▶ [TO BE DONE] Repeat the listing in full. Nothing may be added or left out.

▶ [RECORDS FOR THE TASK]
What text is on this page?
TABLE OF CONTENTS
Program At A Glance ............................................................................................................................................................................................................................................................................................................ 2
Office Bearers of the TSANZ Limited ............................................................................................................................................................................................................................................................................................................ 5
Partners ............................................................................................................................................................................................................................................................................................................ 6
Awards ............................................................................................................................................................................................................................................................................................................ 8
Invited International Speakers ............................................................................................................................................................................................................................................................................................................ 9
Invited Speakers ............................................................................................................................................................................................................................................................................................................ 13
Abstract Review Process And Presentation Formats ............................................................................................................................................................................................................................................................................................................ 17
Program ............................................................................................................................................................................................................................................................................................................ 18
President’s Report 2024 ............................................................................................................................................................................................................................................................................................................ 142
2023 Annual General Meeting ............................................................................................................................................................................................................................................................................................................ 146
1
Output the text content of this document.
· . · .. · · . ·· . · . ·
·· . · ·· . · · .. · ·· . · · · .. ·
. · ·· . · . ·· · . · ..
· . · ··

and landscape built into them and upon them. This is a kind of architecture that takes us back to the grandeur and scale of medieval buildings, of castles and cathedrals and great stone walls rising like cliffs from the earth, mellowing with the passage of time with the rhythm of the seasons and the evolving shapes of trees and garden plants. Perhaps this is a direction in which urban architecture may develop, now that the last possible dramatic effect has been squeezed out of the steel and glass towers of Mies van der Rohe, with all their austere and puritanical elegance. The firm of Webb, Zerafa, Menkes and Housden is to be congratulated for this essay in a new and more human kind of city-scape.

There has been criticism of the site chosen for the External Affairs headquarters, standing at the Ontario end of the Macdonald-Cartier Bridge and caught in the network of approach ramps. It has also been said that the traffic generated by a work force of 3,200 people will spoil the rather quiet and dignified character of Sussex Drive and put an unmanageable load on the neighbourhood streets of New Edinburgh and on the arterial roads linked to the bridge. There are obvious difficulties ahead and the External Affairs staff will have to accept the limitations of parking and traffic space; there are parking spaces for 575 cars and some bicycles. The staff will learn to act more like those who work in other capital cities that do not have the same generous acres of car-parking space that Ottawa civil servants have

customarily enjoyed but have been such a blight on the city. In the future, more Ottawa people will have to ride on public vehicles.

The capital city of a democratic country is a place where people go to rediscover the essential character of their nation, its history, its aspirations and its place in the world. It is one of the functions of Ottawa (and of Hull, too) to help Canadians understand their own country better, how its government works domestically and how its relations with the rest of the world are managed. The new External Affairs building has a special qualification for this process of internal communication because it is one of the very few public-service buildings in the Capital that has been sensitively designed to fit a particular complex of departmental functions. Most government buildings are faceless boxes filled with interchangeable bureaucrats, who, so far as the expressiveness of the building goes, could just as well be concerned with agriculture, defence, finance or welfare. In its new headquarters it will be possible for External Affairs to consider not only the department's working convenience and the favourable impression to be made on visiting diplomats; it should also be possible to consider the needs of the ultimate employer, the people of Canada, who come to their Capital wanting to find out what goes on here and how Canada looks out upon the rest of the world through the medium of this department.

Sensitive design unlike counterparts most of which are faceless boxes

▶ [OUTPUT]
What text is on this page?
TABLE OF CONTENTS
Program At A Glance ............................................................................................................................................................................................................................................................................................................ 2
Office Bearers of the TSANZ Limited ............................................................................................................................................................................................................................................................................................................ 5
Partners ............................................................................................................................................................................................................................................................................................................ 6
Awards ............................................................................................................................................................................................................................................................................................................ 8
Invited International Speakers ............................................................................................................................................................................................................................................................................................................ 9
Invited Speakers ............................................................................................................................................................................................................................................................................................................ 13
Abstract Review Process And Presentation Formats ............................................................................................................................................................................................................................................................................................................ 17
Program ............................................................................................................................................................................................................................................................................................................ 18
President’s Report 2024 ............................................................................................................................................................................................................................................................................................................ 142
2023 Annual General Meeting ............................................................................................................................................................................................................................................................................................................ 146
1
Output the text content of this document.
· . · .. · · . ·· . · . ·
·· . · ·· . · · .. · ·· . · · · .. ·
. · ·· . · . ·· · . · ..
· . · ··

and landscape built into them and upon them. This is a kind of architecture that takes us back to the grandeur and scale of medieval buildings, of castles and cathedrals and great stone walls rising like cliffs from the earth, mellowing with the passage of time with the rhythm of the seasons and the evolving shapes of trees and garden plants. Perhaps this is a direction in which urban architecture may develop, now that the last possible dramatic effect has been squeezed out of the steel and glass towers of Mies van der Rohe, with all their austere and puritanical elegance. The firm of Webb, Zerafa, Menkes and Housden is to be congratulated for this essay in a new and more human kind of city-scape.

There has been criticism of the site chosen for the External Affairs headquarters, standing at the Ontario end of the Macdonald-Cartier Bridge and caught in the network of approach ramps. It has also been said that the traffic generated by a work force of 3,200 people will spoil the rather quiet and dignified character of Sussex Drive and put an unmanageable load on the neighbourhood streets of New Edinburgh and on the arterial roads linked to the bridge. There are obvious difficulties ahead and the External Affairs staff will have to accept the limitations of parking and traffic space; there are parking spaces for 575 cars and some bicycles. The staff will learn to act more like those who work in other capital cities that do not have the same generous acres of car-parking space that Ottawa civil servants have

customarily enjoyed but have been such a blight on the city. In the future, more Ottawa people will have to ride on public vehicles.

The capital city of a democratic country is a place where people go to rediscover the essential character of their nation, its history, its aspirations and its place in the world. It is one of the functions of Ottawa (and of Hull, too) to help Canadians understand their own country better, how its government works domestically and how its relations with the rest of the world are managed. The new External Affairs building has a special qualification for this process of internal communication because it is one of the very few public-service buildings in the Capital that has been sensitively designed to fit a particular complex of departmental functions. Most government buildings are faceless boxes filled with interchangeable bureaucrats, who, so far as the expressiveness of the building goes, could just as well be concerned with agriculture, defence, finance or welfare. In its new headquarters it will be possible for External Affairs to consider not only the department's working convenience and the favourable impression to be made on visiting diplomats; it should also be possible to consider the needs of the ultimate employer, the people of Canada, who come to their Capital wanting to find out what goes on here and how Canada looks out upon the rest of the world through the medium of this department.

Sensitive design unlike counterparts most of which are faceless boxes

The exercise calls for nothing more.